> [Exercise task]:
Look through the data and write out every line with the word "JSON" in it.

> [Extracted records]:
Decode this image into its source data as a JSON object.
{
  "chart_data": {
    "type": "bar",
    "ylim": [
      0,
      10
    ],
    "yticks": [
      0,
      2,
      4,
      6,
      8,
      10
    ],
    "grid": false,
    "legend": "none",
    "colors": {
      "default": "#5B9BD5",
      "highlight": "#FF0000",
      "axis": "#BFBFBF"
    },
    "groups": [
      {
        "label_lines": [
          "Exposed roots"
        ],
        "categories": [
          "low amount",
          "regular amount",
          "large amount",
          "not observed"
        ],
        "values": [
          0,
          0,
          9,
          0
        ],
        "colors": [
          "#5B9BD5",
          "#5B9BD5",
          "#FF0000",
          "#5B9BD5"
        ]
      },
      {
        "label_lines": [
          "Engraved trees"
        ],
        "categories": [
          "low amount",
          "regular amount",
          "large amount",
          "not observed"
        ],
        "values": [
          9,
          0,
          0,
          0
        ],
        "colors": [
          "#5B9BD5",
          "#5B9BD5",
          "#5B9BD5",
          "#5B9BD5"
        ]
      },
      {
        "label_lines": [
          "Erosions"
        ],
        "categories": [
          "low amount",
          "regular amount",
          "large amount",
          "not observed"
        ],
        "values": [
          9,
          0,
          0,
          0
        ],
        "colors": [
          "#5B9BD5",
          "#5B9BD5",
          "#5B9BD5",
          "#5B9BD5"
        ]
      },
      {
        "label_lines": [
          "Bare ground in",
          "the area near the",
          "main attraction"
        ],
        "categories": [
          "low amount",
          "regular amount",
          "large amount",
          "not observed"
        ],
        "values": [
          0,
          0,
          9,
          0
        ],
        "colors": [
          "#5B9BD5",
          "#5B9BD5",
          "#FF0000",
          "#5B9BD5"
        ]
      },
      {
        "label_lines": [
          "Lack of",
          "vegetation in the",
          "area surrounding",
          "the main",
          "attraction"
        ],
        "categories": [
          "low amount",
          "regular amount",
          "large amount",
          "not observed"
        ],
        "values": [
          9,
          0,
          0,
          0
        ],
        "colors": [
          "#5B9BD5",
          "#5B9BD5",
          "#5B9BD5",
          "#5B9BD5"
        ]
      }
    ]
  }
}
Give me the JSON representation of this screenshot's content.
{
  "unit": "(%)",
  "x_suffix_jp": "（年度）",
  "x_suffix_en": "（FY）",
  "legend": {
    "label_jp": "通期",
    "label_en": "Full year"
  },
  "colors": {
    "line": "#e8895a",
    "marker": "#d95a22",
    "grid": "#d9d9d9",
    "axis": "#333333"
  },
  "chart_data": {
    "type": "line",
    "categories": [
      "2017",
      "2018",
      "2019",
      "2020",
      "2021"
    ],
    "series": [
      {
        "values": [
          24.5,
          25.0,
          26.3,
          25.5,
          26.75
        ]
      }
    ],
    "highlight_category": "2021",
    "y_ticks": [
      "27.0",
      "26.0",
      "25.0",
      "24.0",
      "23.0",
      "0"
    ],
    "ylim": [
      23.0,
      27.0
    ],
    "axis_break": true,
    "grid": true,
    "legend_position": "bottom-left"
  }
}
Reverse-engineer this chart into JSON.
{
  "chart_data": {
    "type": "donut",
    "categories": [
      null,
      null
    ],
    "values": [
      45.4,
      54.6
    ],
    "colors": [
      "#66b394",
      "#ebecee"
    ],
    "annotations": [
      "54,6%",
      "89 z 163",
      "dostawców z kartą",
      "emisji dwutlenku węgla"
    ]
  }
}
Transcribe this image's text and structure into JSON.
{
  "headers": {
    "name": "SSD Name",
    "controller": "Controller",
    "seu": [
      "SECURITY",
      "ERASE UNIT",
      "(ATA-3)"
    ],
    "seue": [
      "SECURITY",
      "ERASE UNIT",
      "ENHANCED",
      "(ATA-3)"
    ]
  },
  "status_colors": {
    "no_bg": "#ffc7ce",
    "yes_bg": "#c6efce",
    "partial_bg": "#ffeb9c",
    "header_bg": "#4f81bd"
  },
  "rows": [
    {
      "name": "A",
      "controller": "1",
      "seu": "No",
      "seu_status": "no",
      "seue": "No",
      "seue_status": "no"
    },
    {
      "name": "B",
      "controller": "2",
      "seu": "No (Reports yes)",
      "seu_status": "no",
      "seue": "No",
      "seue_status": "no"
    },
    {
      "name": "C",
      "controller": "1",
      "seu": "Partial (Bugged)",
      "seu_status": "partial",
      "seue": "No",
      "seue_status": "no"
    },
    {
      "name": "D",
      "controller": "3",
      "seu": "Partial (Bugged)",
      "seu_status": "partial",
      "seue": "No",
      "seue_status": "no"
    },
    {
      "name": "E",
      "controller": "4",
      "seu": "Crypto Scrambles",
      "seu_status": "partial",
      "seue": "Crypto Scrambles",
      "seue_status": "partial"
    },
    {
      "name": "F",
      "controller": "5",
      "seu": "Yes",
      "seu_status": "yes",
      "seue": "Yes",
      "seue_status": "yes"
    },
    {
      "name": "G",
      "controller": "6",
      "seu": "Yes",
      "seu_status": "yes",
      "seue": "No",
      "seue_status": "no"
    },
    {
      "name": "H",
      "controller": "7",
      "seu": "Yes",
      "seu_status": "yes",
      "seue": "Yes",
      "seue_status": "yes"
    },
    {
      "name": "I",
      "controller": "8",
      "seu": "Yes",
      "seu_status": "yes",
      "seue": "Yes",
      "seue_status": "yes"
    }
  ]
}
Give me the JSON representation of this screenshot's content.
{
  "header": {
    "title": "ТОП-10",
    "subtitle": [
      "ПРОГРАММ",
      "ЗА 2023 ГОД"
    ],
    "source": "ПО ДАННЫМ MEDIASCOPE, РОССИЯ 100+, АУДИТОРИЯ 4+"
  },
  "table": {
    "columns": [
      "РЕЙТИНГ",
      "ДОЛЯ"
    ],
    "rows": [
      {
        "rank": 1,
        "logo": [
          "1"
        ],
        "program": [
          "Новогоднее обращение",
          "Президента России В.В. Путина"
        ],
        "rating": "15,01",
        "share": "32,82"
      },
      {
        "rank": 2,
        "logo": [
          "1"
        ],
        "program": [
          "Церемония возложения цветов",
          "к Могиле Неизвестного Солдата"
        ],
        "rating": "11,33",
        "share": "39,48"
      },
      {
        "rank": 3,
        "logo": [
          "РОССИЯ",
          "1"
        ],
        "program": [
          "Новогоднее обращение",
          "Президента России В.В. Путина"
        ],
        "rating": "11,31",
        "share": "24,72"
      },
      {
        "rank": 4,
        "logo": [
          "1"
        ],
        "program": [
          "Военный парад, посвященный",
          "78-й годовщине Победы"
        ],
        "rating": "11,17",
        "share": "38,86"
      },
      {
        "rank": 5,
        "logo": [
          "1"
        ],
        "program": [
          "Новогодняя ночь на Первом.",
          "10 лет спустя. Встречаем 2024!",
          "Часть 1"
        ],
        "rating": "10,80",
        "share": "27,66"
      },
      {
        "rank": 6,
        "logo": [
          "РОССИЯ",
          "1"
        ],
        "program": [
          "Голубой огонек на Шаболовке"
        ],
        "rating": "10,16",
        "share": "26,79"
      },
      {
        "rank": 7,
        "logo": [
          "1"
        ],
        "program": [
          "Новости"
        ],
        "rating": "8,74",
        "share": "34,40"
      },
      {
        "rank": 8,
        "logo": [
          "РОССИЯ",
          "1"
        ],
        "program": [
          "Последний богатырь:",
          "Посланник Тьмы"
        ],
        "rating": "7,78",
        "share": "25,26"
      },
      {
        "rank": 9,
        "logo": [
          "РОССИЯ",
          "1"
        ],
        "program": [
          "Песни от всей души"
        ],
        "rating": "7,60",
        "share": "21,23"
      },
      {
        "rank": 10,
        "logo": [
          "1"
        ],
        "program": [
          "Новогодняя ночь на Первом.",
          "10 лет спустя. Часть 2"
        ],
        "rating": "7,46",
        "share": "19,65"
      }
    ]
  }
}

> [Answer to this task]:
Decode this image into its source data as a JSON object.
Give me the JSON representation of this screenshot's content.
Reverse-engineer this chart into JSON.
Transcribe this image's text and structure into JSON.
Give me the JSON representation of this screenshot's content.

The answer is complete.